Exercise material:
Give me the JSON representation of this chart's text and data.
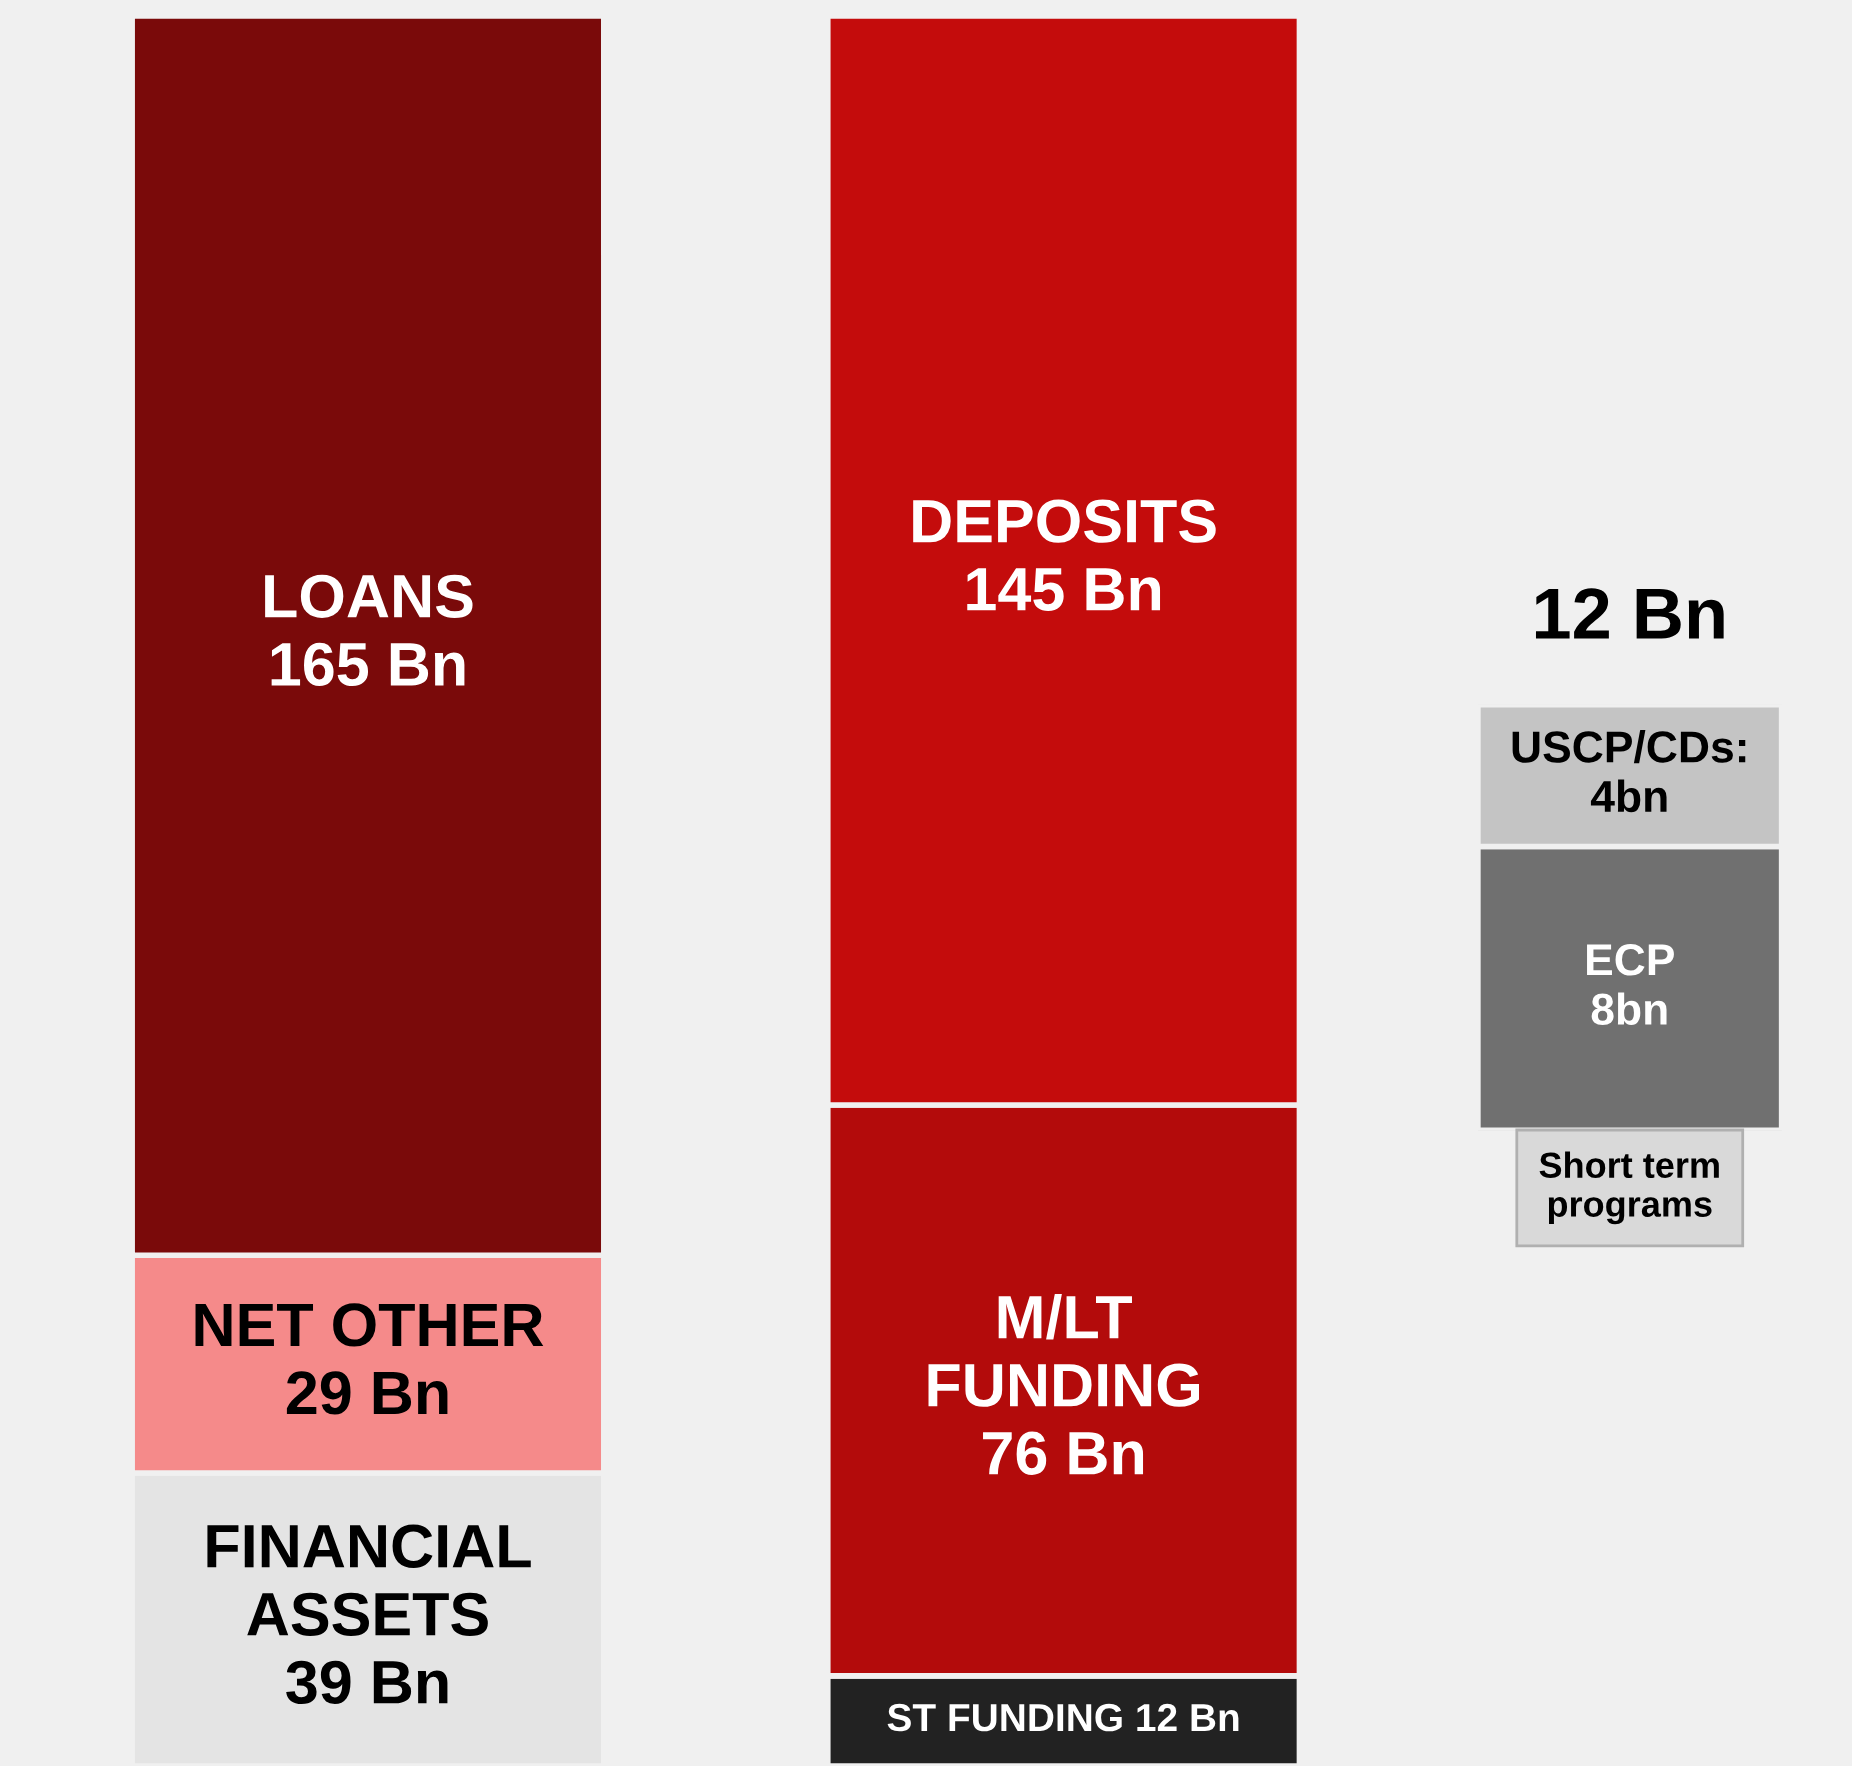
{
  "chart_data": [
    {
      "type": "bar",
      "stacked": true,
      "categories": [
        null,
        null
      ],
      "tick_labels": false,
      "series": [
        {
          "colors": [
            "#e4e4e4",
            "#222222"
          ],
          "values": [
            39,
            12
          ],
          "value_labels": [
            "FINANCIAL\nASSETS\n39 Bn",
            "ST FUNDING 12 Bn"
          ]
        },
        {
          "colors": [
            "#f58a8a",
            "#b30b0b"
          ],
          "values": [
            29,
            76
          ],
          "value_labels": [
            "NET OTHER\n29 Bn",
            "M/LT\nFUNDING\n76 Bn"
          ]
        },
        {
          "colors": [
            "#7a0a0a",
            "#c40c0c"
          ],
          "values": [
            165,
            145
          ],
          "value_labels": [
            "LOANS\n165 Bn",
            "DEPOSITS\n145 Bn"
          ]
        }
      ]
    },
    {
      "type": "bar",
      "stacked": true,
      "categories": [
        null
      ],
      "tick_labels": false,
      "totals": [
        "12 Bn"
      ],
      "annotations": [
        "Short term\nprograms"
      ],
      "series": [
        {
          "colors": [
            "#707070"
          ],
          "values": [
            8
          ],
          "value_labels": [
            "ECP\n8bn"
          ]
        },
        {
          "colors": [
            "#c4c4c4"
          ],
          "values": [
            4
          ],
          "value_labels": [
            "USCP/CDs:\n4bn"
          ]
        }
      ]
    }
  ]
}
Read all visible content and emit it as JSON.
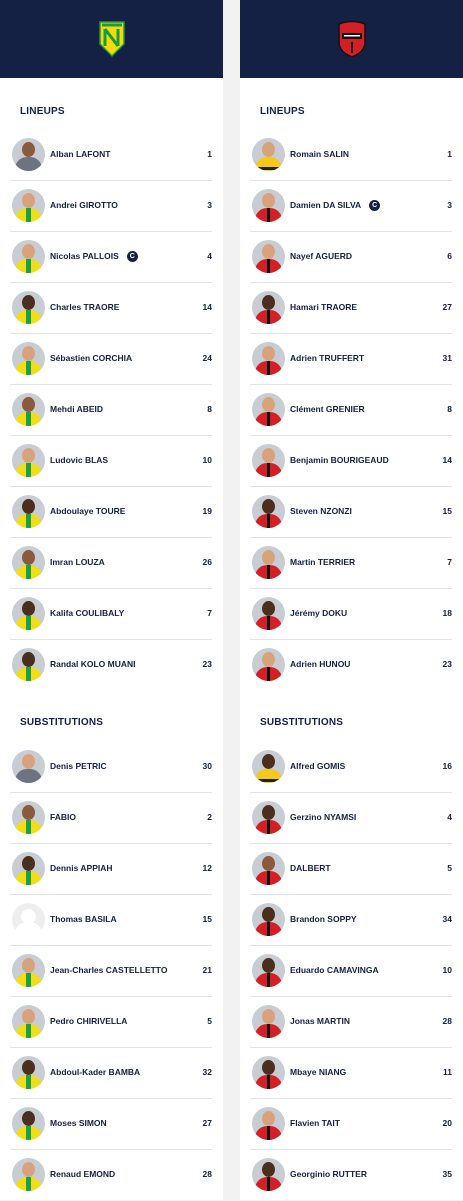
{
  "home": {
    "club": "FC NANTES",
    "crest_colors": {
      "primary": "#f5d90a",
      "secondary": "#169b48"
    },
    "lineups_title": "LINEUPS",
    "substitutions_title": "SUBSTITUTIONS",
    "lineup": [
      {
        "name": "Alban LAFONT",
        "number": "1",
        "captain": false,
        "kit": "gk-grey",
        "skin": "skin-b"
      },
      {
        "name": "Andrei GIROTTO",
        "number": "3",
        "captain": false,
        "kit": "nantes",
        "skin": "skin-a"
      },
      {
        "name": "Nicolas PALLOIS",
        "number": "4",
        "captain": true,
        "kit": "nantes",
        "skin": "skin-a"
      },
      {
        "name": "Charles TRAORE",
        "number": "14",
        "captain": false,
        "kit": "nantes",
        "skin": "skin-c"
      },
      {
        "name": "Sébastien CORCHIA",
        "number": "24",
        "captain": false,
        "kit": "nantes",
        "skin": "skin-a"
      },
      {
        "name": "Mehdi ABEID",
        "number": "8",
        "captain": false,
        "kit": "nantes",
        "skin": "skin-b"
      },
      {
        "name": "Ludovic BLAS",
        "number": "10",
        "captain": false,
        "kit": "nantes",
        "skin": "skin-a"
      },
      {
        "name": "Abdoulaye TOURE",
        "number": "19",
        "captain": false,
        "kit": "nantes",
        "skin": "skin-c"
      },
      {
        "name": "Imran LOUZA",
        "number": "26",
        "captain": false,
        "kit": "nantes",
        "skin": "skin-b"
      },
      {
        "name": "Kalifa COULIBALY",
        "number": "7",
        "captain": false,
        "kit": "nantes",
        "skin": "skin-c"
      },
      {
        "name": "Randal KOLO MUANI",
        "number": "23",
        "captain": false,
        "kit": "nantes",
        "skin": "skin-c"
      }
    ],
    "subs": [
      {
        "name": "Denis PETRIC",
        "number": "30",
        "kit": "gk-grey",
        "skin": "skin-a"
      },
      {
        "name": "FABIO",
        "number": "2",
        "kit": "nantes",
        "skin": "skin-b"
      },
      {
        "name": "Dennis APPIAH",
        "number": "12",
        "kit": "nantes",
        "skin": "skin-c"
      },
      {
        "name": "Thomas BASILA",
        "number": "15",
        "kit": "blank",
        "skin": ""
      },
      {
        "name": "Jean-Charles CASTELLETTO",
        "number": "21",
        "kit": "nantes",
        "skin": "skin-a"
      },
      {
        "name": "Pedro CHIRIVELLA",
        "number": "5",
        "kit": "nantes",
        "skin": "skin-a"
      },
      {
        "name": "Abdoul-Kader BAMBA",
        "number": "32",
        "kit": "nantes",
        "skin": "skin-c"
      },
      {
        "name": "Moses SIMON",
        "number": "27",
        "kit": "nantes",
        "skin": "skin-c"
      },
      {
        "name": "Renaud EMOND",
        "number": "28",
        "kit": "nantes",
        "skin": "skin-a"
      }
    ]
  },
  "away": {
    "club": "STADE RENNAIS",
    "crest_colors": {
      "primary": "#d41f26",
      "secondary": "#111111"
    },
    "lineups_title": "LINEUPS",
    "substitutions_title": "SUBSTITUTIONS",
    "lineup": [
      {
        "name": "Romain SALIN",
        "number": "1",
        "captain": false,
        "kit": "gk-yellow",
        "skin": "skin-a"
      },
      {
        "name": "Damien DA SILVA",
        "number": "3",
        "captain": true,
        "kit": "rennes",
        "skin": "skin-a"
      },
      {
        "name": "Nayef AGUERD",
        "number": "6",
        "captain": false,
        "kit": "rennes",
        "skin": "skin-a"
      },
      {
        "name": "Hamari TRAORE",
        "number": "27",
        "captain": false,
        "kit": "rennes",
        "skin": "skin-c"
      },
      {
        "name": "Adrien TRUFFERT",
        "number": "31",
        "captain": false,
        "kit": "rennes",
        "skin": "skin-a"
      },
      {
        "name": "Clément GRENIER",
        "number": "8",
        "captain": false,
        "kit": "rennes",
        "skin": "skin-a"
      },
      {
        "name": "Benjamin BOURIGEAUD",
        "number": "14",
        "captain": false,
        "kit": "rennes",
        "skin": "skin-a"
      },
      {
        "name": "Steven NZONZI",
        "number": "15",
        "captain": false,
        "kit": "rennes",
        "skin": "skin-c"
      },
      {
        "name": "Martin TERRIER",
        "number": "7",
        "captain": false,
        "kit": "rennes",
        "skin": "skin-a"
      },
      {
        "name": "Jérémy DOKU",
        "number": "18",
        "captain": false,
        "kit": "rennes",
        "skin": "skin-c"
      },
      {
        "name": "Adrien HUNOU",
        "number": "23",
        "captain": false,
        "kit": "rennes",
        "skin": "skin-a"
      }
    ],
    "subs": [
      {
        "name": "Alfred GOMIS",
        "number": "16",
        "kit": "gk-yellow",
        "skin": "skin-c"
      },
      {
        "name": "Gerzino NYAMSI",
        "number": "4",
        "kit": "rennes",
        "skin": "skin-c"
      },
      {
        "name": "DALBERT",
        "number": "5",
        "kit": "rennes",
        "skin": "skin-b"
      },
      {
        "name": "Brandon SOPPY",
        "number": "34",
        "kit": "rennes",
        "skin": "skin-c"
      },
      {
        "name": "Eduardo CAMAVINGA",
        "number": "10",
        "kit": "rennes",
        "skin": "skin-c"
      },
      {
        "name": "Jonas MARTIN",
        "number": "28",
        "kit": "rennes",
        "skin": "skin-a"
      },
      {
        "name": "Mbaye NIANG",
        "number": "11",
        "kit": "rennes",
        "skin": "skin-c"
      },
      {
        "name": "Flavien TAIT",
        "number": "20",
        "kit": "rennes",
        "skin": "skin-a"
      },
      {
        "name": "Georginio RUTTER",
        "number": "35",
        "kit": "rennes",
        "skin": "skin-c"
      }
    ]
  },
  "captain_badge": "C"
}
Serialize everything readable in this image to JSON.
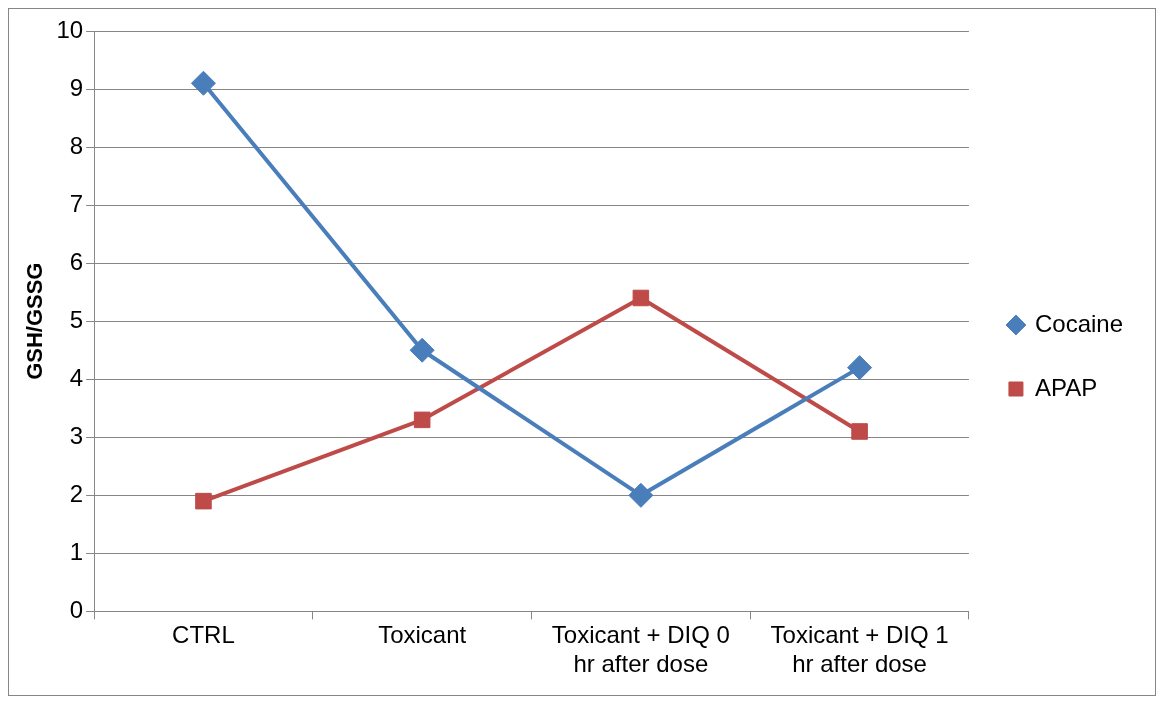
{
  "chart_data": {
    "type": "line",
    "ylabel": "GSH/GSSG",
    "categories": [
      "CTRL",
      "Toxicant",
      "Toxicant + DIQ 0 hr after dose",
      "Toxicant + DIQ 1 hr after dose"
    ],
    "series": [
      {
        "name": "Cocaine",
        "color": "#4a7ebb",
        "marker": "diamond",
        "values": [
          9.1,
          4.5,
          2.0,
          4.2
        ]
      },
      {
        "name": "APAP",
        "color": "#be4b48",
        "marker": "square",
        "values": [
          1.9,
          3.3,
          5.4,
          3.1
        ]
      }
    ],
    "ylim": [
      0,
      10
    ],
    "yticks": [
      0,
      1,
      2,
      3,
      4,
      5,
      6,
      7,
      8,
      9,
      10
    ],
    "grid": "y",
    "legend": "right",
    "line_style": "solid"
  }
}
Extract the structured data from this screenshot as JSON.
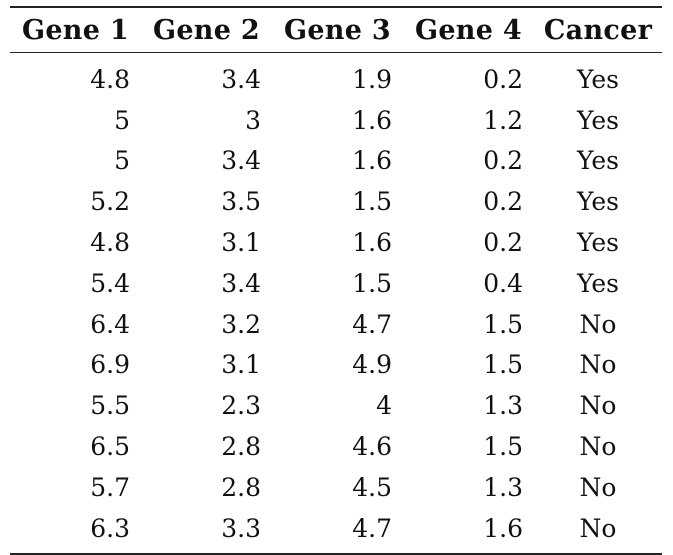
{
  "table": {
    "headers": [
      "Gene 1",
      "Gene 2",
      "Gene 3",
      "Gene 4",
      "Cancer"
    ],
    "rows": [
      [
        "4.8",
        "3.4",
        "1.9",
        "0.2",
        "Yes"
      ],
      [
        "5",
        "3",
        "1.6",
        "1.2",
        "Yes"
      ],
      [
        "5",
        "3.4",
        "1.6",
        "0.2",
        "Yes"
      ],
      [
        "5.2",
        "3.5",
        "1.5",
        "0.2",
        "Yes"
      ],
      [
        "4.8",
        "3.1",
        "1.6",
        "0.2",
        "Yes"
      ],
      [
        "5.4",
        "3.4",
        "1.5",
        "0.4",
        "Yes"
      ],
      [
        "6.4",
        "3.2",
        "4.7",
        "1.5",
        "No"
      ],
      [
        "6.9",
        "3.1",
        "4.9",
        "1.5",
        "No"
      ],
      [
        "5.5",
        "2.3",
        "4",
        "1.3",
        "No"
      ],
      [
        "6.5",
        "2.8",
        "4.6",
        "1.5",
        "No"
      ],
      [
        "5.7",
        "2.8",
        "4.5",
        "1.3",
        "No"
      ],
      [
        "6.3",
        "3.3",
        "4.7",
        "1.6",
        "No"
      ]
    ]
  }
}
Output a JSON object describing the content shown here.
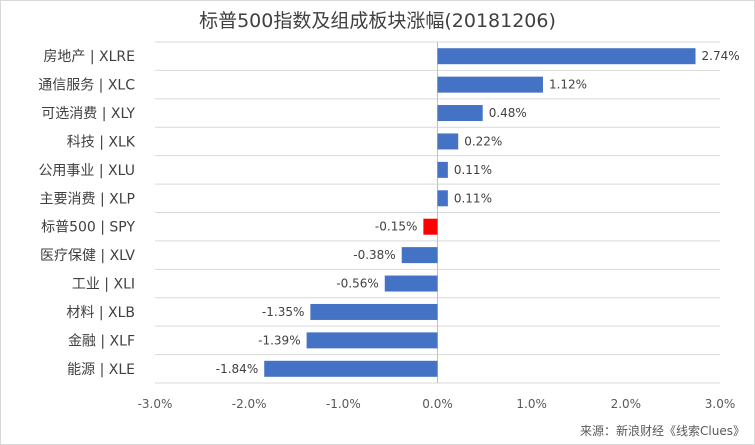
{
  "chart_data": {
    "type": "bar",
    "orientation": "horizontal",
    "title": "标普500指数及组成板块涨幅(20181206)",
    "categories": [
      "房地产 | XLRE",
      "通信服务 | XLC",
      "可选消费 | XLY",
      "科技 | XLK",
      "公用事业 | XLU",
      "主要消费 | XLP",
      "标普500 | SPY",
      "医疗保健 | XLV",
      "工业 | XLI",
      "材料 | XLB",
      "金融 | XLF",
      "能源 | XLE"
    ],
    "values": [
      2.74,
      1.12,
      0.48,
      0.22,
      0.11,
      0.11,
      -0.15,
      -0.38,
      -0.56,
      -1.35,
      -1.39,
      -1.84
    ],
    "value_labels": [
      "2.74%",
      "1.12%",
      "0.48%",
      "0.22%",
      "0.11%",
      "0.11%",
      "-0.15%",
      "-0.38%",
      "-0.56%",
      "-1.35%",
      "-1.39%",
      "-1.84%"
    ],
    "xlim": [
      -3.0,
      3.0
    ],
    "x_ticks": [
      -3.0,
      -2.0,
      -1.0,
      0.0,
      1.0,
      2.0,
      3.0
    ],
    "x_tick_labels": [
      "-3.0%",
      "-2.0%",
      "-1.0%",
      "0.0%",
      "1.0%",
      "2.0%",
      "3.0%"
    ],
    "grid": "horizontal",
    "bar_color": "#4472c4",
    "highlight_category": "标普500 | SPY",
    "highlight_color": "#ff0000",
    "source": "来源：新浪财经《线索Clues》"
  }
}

Written request:
Find every line with the word "TRAORE" and state how many there are, with no other words.

Output of the task:
2